**Your task**
Gather every line that includes the word "this", please.

++++ The input

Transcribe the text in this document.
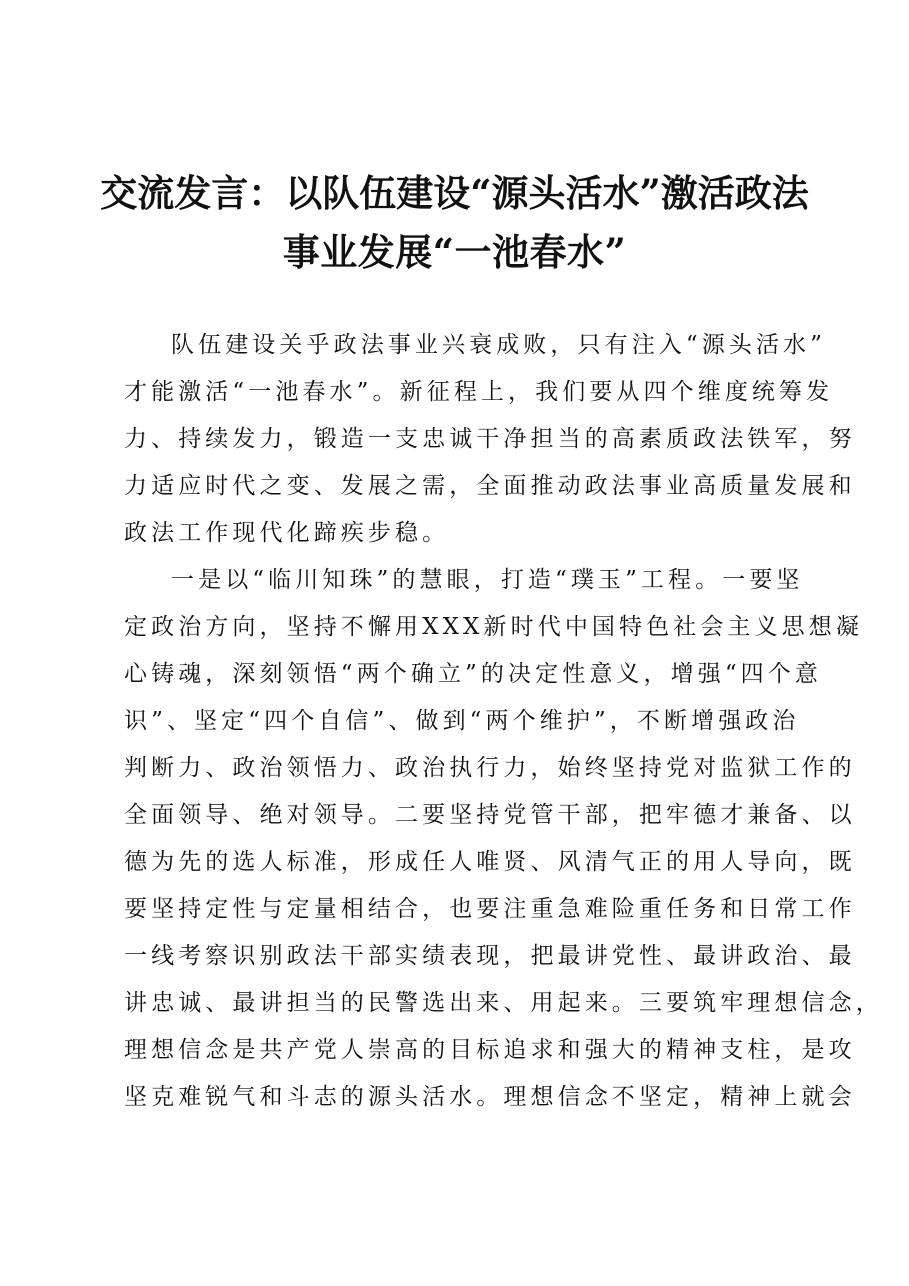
交流发言：以队伍建设“源头活水”激活政法
事业发展“一池春水”

队伍建设关乎政法事业兴衰成败，只有注入“源头活水”

才能激活“一池春水”。新征程上，我们要从四个维度统筹发

力、持续发力，锻造一支忠诚干净担当的高素质政法铁军，努

力适应时代之变、发展之需，全面推动政法事业高质量发展和

政法工作现代化蹄疾步稳。

一是以“临川知珠”的慧眼，打造“璞玉”工程。一要坚

定政治方向，坚持不懈用XXX新时代中国特色社会主义思想凝

心铸魂，深刻领悟“两个确立”的决定性意义，增强“四个意

识”、坚定“四个自信”、做到“两个维护”，不断增强政治

判断力、政治领悟力、政治执行力，始终坚持党对监狱工作的

全面领导、绝对领导。二要坚持党管干部，把牢德才兼备、以

德为先的选人标准，形成任人唯贤、风清气正的用人导向，既

要坚持定性与定量相结合，也要注重急难险重任务和日常工作

一线考察识别政法干部实绩表现，把最讲党性、最讲政治、最

讲忠诚、最讲担当的民警选出来、用起来。三要筑牢理想信念，

理想信念是共产党人崇高的目标追求和强大的精神支柱，是攻

坚克难锐气和斗志的源头活水。理想信念不坚定，精神上就会
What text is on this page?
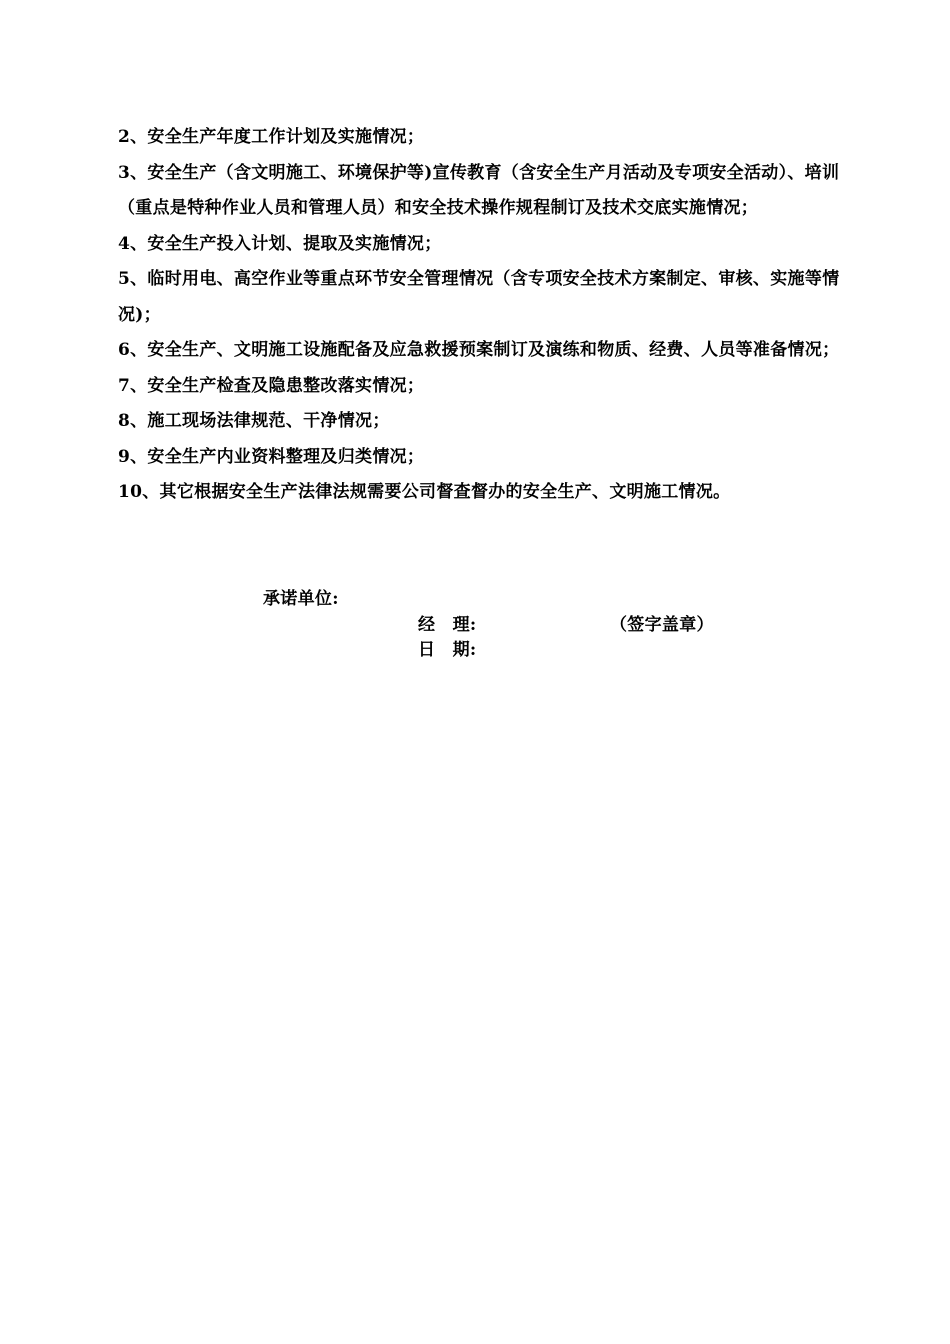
2、安全生产年度工作计划及实施情况；

3、安全生产（含文明施工、环境保护等)宣传教育（含安全生产月活动及专项安全活动）、培训（重点是特种作业人员和管理人员）和安全技术操作规程制订及技术交底实施情况；

4、安全生产投入计划、提取及实施情况；

5、临时用电、高空作业等重点环节安全管理情况（含专项安全技术方案制定、审核、实施等情况)；

6、安全生产、文明施工设施配备及应急救援预案制订及演练和物质、经费、人员等准备情况；

7、安全生产检查及隐患整改落实情况；

8、施工现场法律规范、干净情况；

9、安全生产内业资料整理及归类情况；

10、其它根据安全生产法律法规需要公司督查督办的安全生产、文明施工情况。

承诺单位:
经　理:	（签字盖章）
日　期:
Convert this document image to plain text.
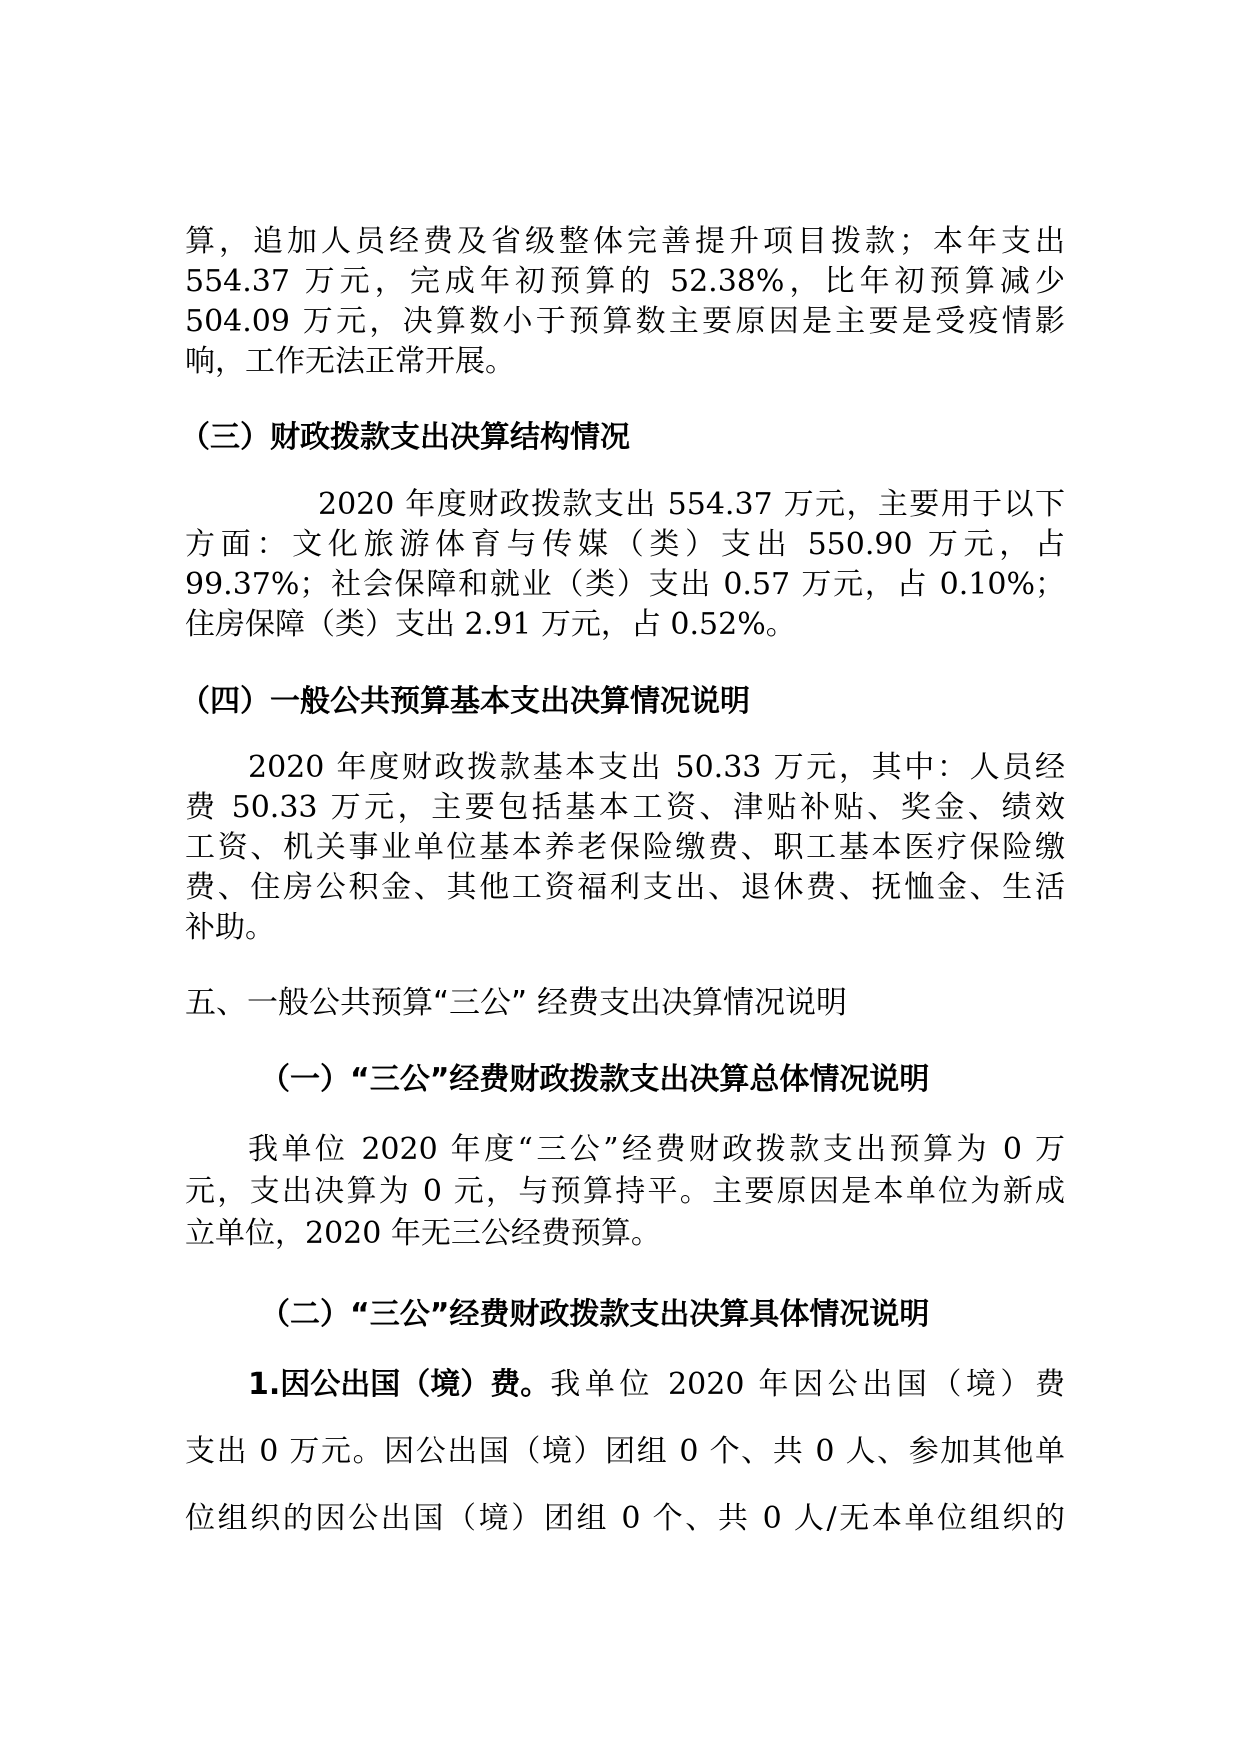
算，追加人员经费及省级整体完善提升项目拨款；本年支出
554.37 万元，完成年初预算的 52.38%，比年初预算减少
504.09 万元，决算数小于预算数主要原因是主要是受疫情影
响，工作无法正常开展。
（三）财政拨款支出决算结构情况
2020 年度财政拨款支出 554.37 万元，主要用于以下
方面：文化旅游体育与传媒（类）支出 550.90 万元，占
99.37%；社会保障和就业（类）支出 0.57 万元，占 0.10%；
住房保障（类）支出 2.91 万元，占 0.52%。
（四）一般公共预算基本支出决算情况说明
2020 年度财政拨款基本支出 50.33 万元，其中：人员经
费 50.33 万元，主要包括基本工资、津贴补贴、奖金、绩效
工资、机关事业单位基本养老保险缴费、职工基本医疗保险缴
费、住房公积金、其他工资福利支出、退休费、抚恤金、生活
补助。
五、一般公共预算“三公” 经费支出决算情况说明
（一）“三公”经费财政拨款支出决算总体情况说明
我单位 2020 年度“三公”经费财政拨款支出预算为 0 万
元，支出决算为 0 元，与预算持平。主要原因是本单位为新成
立单位，2020 年无三公经费预算。
（二）“三公”经费财政拨款支出决算具体情况说明
1.因公出国（境）费。 我单位 2020 年因公出国（境）费
支出 0 万元。因公出国（境）团组 0 个、共 0 人、参加其他单
位组织的因公出国（境）团组 0 个、共 0 人/无本单位组织的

++++++++

**Problem solution**
Transcribe the text in this document.
What text is on this page?
Convert this document image to plain text.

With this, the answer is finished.